- Aim of the exercise -
Quote every line of the material beneath this one.

- Extracted information -
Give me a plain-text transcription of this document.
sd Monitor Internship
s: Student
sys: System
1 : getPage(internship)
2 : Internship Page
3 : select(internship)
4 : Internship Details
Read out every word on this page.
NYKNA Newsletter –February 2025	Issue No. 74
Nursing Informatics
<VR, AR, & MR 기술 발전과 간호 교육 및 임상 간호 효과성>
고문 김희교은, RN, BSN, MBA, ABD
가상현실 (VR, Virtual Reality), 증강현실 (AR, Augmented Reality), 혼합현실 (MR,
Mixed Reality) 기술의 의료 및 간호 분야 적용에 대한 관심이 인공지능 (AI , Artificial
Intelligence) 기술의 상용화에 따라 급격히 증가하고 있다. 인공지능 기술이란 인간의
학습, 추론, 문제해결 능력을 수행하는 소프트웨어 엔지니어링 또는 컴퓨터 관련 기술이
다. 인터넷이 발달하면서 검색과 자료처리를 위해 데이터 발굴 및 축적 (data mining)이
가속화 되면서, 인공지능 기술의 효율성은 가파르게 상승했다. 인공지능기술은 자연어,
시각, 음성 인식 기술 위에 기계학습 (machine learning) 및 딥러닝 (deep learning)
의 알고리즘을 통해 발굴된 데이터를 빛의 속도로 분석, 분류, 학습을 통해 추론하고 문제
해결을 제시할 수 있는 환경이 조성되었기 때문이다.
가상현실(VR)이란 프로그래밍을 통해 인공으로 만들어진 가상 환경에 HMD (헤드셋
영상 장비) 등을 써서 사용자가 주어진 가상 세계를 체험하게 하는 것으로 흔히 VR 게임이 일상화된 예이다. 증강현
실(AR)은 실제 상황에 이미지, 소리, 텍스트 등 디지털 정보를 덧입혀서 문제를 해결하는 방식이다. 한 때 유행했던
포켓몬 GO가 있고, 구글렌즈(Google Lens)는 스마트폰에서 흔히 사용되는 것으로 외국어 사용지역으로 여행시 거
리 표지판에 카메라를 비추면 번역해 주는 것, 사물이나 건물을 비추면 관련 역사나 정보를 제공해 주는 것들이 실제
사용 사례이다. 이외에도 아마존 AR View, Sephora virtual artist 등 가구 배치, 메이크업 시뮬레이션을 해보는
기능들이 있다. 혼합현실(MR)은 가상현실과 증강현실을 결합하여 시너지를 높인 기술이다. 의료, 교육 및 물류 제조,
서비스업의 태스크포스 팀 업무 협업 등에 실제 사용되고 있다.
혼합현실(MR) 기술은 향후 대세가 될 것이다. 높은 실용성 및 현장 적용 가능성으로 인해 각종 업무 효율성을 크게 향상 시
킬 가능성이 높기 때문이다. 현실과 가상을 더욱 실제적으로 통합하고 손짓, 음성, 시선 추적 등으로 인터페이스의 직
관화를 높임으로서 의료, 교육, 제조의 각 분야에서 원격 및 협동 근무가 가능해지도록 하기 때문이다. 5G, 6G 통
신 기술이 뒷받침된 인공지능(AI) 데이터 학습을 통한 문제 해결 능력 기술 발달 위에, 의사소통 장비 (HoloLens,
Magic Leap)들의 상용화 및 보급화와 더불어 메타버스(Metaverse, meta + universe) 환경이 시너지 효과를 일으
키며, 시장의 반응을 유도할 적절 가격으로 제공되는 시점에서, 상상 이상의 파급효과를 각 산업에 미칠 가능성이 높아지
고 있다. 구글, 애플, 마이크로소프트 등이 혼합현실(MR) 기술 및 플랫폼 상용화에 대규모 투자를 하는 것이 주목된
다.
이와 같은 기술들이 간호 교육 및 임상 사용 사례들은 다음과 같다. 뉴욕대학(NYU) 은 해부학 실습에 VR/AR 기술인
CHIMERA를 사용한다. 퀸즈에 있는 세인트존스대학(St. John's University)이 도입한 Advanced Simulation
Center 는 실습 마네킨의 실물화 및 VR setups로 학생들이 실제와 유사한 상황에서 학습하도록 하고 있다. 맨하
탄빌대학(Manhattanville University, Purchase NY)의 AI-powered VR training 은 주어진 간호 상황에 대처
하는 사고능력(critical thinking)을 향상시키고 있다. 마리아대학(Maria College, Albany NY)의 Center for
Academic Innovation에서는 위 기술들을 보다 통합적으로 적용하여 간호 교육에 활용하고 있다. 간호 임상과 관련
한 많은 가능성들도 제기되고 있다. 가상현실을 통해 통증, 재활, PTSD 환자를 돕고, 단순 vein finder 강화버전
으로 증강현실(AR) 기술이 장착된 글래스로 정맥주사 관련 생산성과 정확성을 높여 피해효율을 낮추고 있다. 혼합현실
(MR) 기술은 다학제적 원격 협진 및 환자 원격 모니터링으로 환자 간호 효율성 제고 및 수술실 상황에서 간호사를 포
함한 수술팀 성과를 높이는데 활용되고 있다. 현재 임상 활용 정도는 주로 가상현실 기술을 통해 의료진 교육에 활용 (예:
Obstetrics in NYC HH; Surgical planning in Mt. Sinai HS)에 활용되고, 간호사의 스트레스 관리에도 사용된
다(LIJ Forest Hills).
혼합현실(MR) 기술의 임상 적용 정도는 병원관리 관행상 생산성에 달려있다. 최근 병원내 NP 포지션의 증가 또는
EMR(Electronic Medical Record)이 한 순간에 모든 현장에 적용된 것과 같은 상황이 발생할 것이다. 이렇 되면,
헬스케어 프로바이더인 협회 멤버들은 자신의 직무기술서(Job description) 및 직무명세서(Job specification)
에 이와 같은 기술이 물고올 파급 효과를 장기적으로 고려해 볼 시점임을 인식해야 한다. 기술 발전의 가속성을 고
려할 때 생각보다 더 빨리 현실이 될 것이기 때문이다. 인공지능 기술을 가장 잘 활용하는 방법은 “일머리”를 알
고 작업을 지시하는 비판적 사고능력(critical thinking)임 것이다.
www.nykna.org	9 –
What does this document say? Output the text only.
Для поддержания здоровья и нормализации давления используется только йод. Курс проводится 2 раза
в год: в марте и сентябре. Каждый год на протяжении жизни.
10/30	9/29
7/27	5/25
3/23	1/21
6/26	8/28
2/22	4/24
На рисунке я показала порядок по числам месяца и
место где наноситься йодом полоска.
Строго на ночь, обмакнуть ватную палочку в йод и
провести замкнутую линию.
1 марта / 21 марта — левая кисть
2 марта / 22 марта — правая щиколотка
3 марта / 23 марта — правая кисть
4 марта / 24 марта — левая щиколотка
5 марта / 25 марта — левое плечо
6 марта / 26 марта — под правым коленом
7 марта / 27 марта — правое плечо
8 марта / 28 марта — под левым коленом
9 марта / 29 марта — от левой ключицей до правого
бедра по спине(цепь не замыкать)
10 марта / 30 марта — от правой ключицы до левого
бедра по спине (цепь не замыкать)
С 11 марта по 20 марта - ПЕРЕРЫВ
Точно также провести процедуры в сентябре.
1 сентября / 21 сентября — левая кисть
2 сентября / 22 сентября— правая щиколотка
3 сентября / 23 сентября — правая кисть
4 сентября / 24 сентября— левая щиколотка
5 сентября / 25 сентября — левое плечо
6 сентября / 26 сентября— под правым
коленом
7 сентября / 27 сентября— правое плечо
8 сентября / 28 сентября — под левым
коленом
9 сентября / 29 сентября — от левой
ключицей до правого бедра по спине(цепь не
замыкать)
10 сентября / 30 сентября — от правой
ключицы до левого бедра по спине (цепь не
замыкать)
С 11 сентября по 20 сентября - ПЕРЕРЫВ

- Task output -
Give me a plain-text transcription of this document.
sd Monitor Internship
s: Student
sys: System
1 : getPage(internship)
2 : Internship Page
3 : select(internship)
4 : Internship Details
Read out every word on this page.
NYKNA Newsletter –February 2025	Issue No. 74
Nursing Informatics
<VR, AR, & MR 기술 발전과 간호 교육 및 임상 간호 효과성>
고문 김희교은, RN, BSN, MBA, ABD
가상현실 (VR, Virtual Reality), 증강현실 (AR, Augmented Reality), 혼합현실 (MR,
Mixed Reality) 기술의 의료 및 간호 분야 적용에 대한 관심이 인공지능 (AI , Artificial
Intelligence) 기술의 상용화에 따라 급격히 증가하고 있다. 인공지능 기술이란 인간의
학습, 추론, 문제해결 능력을 수행하는 소프트웨어 엔지니어링 또는 컴퓨터 관련 기술이
다. 인터넷이 발달하면서 검색과 자료처리를 위해 데이터 발굴 및 축적 (data mining)이
가속화 되면서, 인공지능 기술의 효율성은 가파르게 상승했다. 인공지능기술은 자연어,
시각, 음성 인식 기술 위에 기계학습 (machine learning) 및 딥러닝 (deep learning)
의 알고리즘을 통해 발굴된 데이터를 빛의 속도로 분석, 분류, 학습을 통해 추론하고 문제
해결을 제시할 수 있는 환경이 조성되었기 때문이다.
가상현실(VR)이란 프로그래밍을 통해 인공으로 만들어진 가상 환경에 HMD (헤드셋
영상 장비) 등을 써서 사용자가 주어진 가상 세계를 체험하게 하는 것으로 흔히 VR 게임이 일상화된 예이다. 증강현
실(AR)은 실제 상황에 이미지, 소리, 텍스트 등 디지털 정보를 덧입혀서 문제를 해결하는 방식이다. 한 때 유행했던
포켓몬 GO가 있고, 구글렌즈(Google Lens)는 스마트폰에서 흔히 사용되는 것으로 외국어 사용지역으로 여행시 거
리 표지판에 카메라를 비추면 번역해 주는 것, 사물이나 건물을 비추면 관련 역사나 정보를 제공해 주는 것들이 실제
사용 사례이다. 이외에도 아마존 AR View, Sephora virtual artist 등 가구 배치, 메이크업 시뮬레이션을 해보는
기능들이 있다. 혼합현실(MR)은 가상현실과 증강현실을 결합하여 시너지를 높인 기술이다. 의료, 교육 및 물류 제조,
서비스업의 태스크포스 팀 업무 협업 등에 실제 사용되고 있다.
혼합현실(MR) 기술은 향후 대세가 될 것이다. 높은 실용성 및 현장 적용 가능성으로 인해 각종 업무 효율성을 크게 향상 시
킬 가능성이 높기 때문이다. 현실과 가상을 더욱 실제적으로 통합하고 손짓, 음성, 시선 추적 등으로 인터페이스의 직
관화를 높임으로서 의료, 교육, 제조의 각 분야에서 원격 및 협동 근무가 가능해지도록 하기 때문이다. 5G, 6G 통
신 기술이 뒷받침된 인공지능(AI) 데이터 학습을 통한 문제 해결 능력 기술 발달 위에, 의사소통 장비 (HoloLens,
Magic Leap)들의 상용화 및 보급화와 더불어 메타버스(Metaverse, meta + universe) 환경이 시너지 효과를 일으
키며, 시장의 반응을 유도할 적절 가격으로 제공되는 시점에서, 상상 이상의 파급효과를 각 산업에 미칠 가능성이 높아지
고 있다. 구글, 애플, 마이크로소프트 등이 혼합현실(MR) 기술 및 플랫폼 상용화에 대규모 투자를 하는 것이 주목된
다.
이와 같은 기술들이 간호 교육 및 임상 사용 사례들은 다음과 같다. 뉴욕대학(NYU) 은 해부학 실습에 VR/AR 기술인
CHIMERA를 사용한다. 퀸즈에 있는 세인트존스대학(St. John's University)이 도입한 Advanced Simulation
Center 는 실습 마네킨의 실물화 및 VR setups로 학생들이 실제와 유사한 상황에서 학습하도록 하고 있다. 맨하
탄빌대학(Manhattanville University, Purchase NY)의 AI-powered VR training 은 주어진 간호 상황에 대처
하는 사고능력(critical thinking)을 향상시키고 있다. 마리아대학(Maria College, Albany NY)의 Center for
Academic Innovation에서는 위 기술들을 보다 통합적으로 적용하여 간호 교육에 활용하고 있다. 간호 임상과 관련
한 많은 가능성들도 제기되고 있다. 가상현실을 통해 통증, 재활, PTSD 환자를 돕고, 단순 vein finder 강화버전
으로 증강현실(AR) 기술이 장착된 글래스로 정맥주사 관련 생산성과 정확성을 높여 피해효율을 낮추고 있다. 혼합현실
(MR) 기술은 다학제적 원격 협진 및 환자 원격 모니터링으로 환자 간호 효율성 제고 및 수술실 상황에서 간호사를 포
함한 수술팀 성과를 높이는데 활용되고 있다. 현재 임상 활용 정도는 주로 가상현실 기술을 통해 의료진 교육에 활용 (예:
Obstetrics in NYC HH; Surgical planning in Mt. Sinai HS)에 활용되고, 간호사의 스트레스 관리에도 사용된
다(LIJ Forest Hills).
혼합현실(MR) 기술의 임상 적용 정도는 병원관리 관행상 생산성에 달려있다. 최근 병원내 NP 포지션의 증가 또는
EMR(Electronic Medical Record)이 한 순간에 모든 현장에 적용된 것과 같은 상황이 발생할 것이다. 이렇 되면,
헬스케어 프로바이더인 협회 멤버들은 자신의 직무기술서(Job description) 및 직무명세서(Job specification)
에 이와 같은 기술이 물고올 파급 효과를 장기적으로 고려해 볼 시점임을 인식해야 한다. 기술 발전의 가속성을 고
려할 때 생각보다 더 빨리 현실이 될 것이기 때문이다. 인공지능 기술을 가장 잘 활용하는 방법은 “일머리”를 알
고 작업을 지시하는 비판적 사고능력(critical thinking)임 것이다.
www.nykna.org	9 –
What does this document say? Output the text only.
Для поддержания здоровья и нормализации давления используется только йод. Курс проводится 2 раза
в год: в марте и сентябре. Каждый год на протяжении жизни.
10/30	9/29
7/27	5/25
3/23	1/21
6/26	8/28
2/22	4/24
На рисунке я показала порядок по числам месяца и
место где наноситься йодом полоска.
Строго на ночь, обмакнуть ватную палочку в йод и
провести замкнутую линию.
1 марта / 21 марта — левая кисть
2 марта / 22 марта — правая щиколотка
3 марта / 23 марта — правая кисть
4 марта / 24 марта — левая щиколотка
5 марта / 25 марта — левое плечо
6 марта / 26 марта — под правым коленом
7 марта / 27 марта — правое плечо
8 марта / 28 марта — под левым коленом
9 марта / 29 марта — от левой ключицей до правого
бедра по спине(цепь не замыкать)
10 марта / 30 марта — от правой ключицы до левого
бедра по спине (цепь не замыкать)
С 11 марта по 20 марта - ПЕРЕРЫВ
Точно также провести процедуры в сентябре.
1 сентября / 21 сентября — левая кисть
2 сентября / 22 сентября— правая щиколотка
3 сентября / 23 сентября — правая кисть
4 сентября / 24 сентября— левая щиколотка
5 сентября / 25 сентября — левое плечо
6 сентября / 26 сентября— под правым
коленом
7 сентября / 27 сентября— правое плечо
8 сентября / 28 сентября — под левым
коленом
9 сентября / 29 сентября — от левой
ключицей до правого бедра по спине(цепь не
замыкать)
10 сентября / 30 сентября — от правой
ключицы до левого бедра по спине (цепь не
замыкать)
С 11 сентября по 20 сентября - ПЕРЕРЫВ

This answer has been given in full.